* **What is needed**:
Copy out all of the material, matching it word for word.

[Part of a data file]
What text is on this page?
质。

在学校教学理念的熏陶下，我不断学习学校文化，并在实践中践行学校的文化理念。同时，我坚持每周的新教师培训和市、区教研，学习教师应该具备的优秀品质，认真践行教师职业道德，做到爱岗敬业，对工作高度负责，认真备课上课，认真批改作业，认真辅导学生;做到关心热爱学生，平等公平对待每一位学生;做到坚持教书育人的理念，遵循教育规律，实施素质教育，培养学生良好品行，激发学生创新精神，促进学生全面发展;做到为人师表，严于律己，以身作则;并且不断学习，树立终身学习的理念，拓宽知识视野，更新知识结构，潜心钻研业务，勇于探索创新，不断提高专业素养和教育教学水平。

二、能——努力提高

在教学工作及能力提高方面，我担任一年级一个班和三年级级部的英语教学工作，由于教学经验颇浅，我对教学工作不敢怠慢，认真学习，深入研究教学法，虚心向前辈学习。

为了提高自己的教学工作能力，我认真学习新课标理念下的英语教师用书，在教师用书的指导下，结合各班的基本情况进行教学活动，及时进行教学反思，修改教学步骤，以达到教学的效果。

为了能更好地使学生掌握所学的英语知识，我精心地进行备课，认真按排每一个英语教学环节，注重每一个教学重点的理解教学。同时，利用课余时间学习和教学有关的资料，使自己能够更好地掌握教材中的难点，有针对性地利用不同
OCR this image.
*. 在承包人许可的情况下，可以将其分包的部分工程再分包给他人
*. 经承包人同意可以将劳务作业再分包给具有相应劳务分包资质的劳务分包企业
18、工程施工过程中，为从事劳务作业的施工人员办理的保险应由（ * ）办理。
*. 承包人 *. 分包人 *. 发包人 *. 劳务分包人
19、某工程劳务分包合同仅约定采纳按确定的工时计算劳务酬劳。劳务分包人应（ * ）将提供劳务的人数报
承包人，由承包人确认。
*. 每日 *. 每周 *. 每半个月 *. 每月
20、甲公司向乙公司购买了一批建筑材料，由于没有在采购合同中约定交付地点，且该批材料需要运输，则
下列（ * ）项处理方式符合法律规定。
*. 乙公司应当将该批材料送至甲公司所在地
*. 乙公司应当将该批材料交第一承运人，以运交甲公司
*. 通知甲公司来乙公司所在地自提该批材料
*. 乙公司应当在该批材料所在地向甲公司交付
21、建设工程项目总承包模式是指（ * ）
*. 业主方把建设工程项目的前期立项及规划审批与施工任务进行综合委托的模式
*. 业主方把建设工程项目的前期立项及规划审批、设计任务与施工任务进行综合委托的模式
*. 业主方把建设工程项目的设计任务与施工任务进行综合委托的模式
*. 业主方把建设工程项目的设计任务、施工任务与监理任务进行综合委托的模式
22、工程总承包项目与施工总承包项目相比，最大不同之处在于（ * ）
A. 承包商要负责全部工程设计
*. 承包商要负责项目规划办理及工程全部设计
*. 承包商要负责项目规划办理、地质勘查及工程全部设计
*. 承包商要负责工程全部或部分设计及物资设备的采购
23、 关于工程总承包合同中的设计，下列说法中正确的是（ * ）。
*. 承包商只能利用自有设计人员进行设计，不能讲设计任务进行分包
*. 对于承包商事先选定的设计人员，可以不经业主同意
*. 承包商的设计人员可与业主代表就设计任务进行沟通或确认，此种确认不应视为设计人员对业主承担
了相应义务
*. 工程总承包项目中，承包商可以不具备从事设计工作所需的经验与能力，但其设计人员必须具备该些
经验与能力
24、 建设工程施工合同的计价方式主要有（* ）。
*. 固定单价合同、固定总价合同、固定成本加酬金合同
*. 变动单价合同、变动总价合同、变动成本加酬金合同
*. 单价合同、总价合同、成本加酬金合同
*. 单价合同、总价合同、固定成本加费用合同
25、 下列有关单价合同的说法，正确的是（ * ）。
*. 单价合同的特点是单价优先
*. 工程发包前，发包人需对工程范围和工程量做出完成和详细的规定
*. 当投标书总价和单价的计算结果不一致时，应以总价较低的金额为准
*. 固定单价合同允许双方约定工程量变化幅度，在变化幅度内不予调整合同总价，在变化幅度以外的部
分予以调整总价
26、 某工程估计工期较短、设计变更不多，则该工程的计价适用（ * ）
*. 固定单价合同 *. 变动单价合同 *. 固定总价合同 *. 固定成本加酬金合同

* **Full solution**:
What text is on this page?
质。

在学校教学理念的熏陶下，我不断学习学校文化，并在实践中践行学校的文化理念。同时，我坚持每周的新教师培训和市、区教研，学习教师应该具备的优秀品质，认真践行教师职业道德，做到爱岗敬业，对工作高度负责，认真备课上课，认真批改作业，认真辅导学生;做到关心热爱学生，平等公平对待每一位学生;做到坚持教书育人的理念，遵循教育规律，实施素质教育，培养学生良好品行，激发学生创新精神，促进学生全面发展;做到为人师表，严于律己，以身作则;并且不断学习，树立终身学习的理念，拓宽知识视野，更新知识结构，潜心钻研业务，勇于探索创新，不断提高专业素养和教育教学水平。

二、能——努力提高

在教学工作及能力提高方面，我担任一年级一个班和三年级级部的英语教学工作，由于教学经验颇浅，我对教学工作不敢怠慢，认真学习，深入研究教学法，虚心向前辈学习。

为了提高自己的教学工作能力，我认真学习新课标理念下的英语教师用书，在教师用书的指导下，结合各班的基本情况进行教学活动，及时进行教学反思，修改教学步骤，以达到教学的效果。

为了能更好地使学生掌握所学的英语知识，我精心地进行备课，认真按排每一个英语教学环节，注重每一个教学重点的理解教学。同时，利用课余时间学习和教学有关的资料，使自己能够更好地掌握教材中的难点，有针对性地利用不同
OCR this image.
*. 在承包人许可的情况下，可以将其分包的部分工程再分包给他人
*. 经承包人同意可以将劳务作业再分包给具有相应劳务分包资质的劳务分包企业
18、工程施工过程中，为从事劳务作业的施工人员办理的保险应由（ * ）办理。
*. 承包人 *. 分包人 *. 发包人 *. 劳务分包人
19、某工程劳务分包合同仅约定采纳按确定的工时计算劳务酬劳。劳务分包人应（ * ）将提供劳务的人数报
承包人，由承包人确认。
*. 每日 *. 每周 *. 每半个月 *. 每月
20、甲公司向乙公司购买了一批建筑材料，由于没有在采购合同中约定交付地点，且该批材料需要运输，则
下列（ * ）项处理方式符合法律规定。
*. 乙公司应当将该批材料送至甲公司所在地
*. 乙公司应当将该批材料交第一承运人，以运交甲公司
*. 通知甲公司来乙公司所在地自提该批材料
*. 乙公司应当在该批材料所在地向甲公司交付
21、建设工程项目总承包模式是指（ * ）
*. 业主方把建设工程项目的前期立项及规划审批与施工任务进行综合委托的模式
*. 业主方把建设工程项目的前期立项及规划审批、设计任务与施工任务进行综合委托的模式
*. 业主方把建设工程项目的设计任务与施工任务进行综合委托的模式
*. 业主方把建设工程项目的设计任务、施工任务与监理任务进行综合委托的模式
22、工程总承包项目与施工总承包项目相比，最大不同之处在于（ * ）
A. 承包商要负责全部工程设计
*. 承包商要负责项目规划办理及工程全部设计
*. 承包商要负责项目规划办理、地质勘查及工程全部设计
*. 承包商要负责工程全部或部分设计及物资设备的采购
23、 关于工程总承包合同中的设计，下列说法中正确的是（ * ）。
*. 承包商只能利用自有设计人员进行设计，不能讲设计任务进行分包
*. 对于承包商事先选定的设计人员，可以不经业主同意
*. 承包商的设计人员可与业主代表就设计任务进行沟通或确认，此种确认不应视为设计人员对业主承担
了相应义务
*. 工程总承包项目中，承包商可以不具备从事设计工作所需的经验与能力，但其设计人员必须具备该些
经验与能力
24、 建设工程施工合同的计价方式主要有（* ）。
*. 固定单价合同、固定总价合同、固定成本加酬金合同
*. 变动单价合同、变动总价合同、变动成本加酬金合同
*. 单价合同、总价合同、成本加酬金合同
*. 单价合同、总价合同、固定成本加费用合同
25、 下列有关单价合同的说法，正确的是（ * ）。
*. 单价合同的特点是单价优先
*. 工程发包前，发包人需对工程范围和工程量做出完成和详细的规定
*. 当投标书总价和单价的计算结果不一致时，应以总价较低的金额为准
*. 固定单价合同允许双方约定工程量变化幅度，在变化幅度内不予调整合同总价，在变化幅度以外的部
分予以调整总价
26、 某工程估计工期较短、设计变更不多，则该工程的计价适用（ * ）
*. 固定单价合同 *. 变动单价合同 *. 固定总价合同 *. 固定成本加酬金合同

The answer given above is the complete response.